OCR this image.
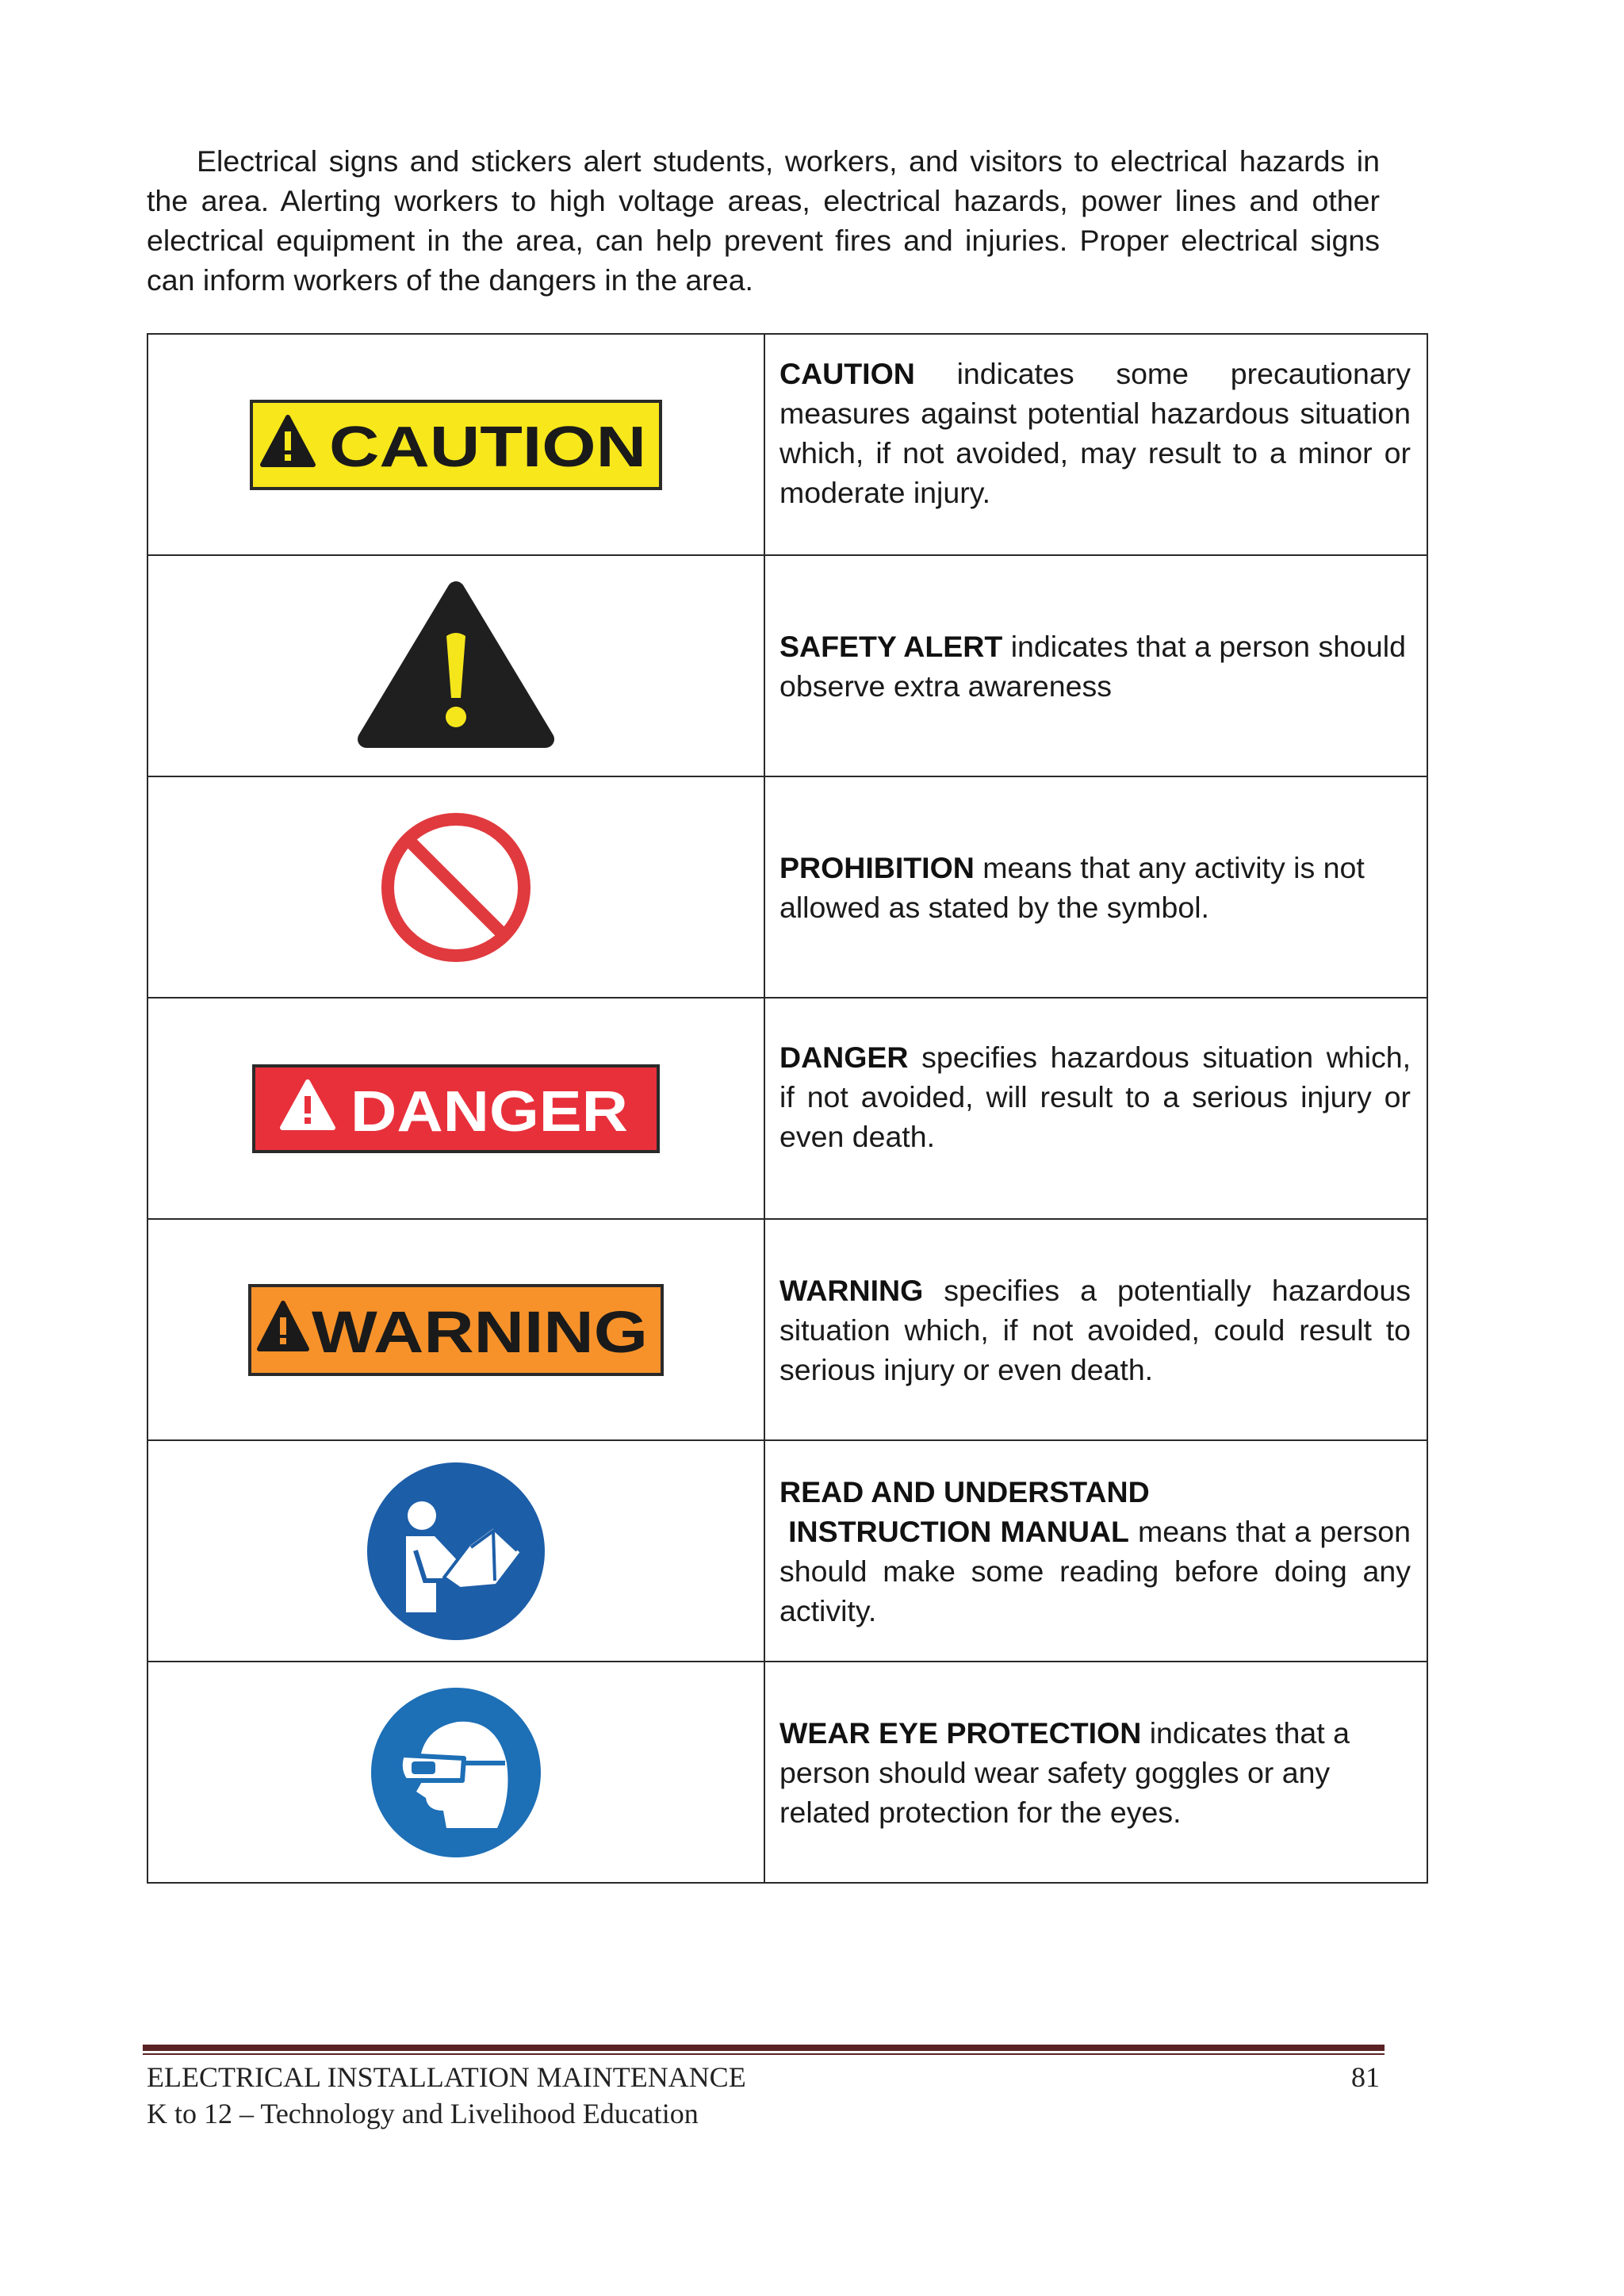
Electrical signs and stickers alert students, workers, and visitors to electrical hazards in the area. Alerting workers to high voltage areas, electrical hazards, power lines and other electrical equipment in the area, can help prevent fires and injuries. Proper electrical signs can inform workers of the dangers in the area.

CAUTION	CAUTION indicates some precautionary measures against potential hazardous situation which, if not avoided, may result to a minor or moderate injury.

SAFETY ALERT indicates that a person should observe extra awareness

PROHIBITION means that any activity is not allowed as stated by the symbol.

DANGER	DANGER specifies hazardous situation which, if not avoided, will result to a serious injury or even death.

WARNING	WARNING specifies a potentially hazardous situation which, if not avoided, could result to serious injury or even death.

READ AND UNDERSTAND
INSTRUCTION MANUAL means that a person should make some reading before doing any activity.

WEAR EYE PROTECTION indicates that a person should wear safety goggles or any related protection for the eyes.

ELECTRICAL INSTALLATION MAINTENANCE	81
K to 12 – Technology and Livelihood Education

__________________________________________________

_PROBLEM DETAILS_
Pictures are excluded; output everything else in the data verbatim.

_REPLY TO THE EXERCISE_
OCR this image.
Electrical signs and stickers alert students, workers, and visitors to electrical hazards in the area. Alerting workers to high voltage areas, electrical hazards, power lines and other electrical equipment in the area, can help prevent fires and injuries. Proper electrical signs can inform workers of the dangers in the area.

CAUTION	CAUTION indicates some precautionary measures against potential hazardous situation which, if not avoided, may result to a minor or moderate injury.

SAFETY ALERT indicates that a person should observe extra awareness

PROHIBITION means that any activity is not allowed as stated by the symbol.

DANGER	DANGER specifies hazardous situation which, if not avoided, will result to a serious injury or even death.

WARNING	WARNING specifies a potentially hazardous situation which, if not avoided, could result to serious injury or even death.

READ AND UNDERSTAND
INSTRUCTION MANUAL means that a person should make some reading before doing any activity.

WEAR EYE PROTECTION indicates that a person should wear safety goggles or any related protection for the eyes.

ELECTRICAL INSTALLATION MAINTENANCE	81
K to 12 – Technology and Livelihood Education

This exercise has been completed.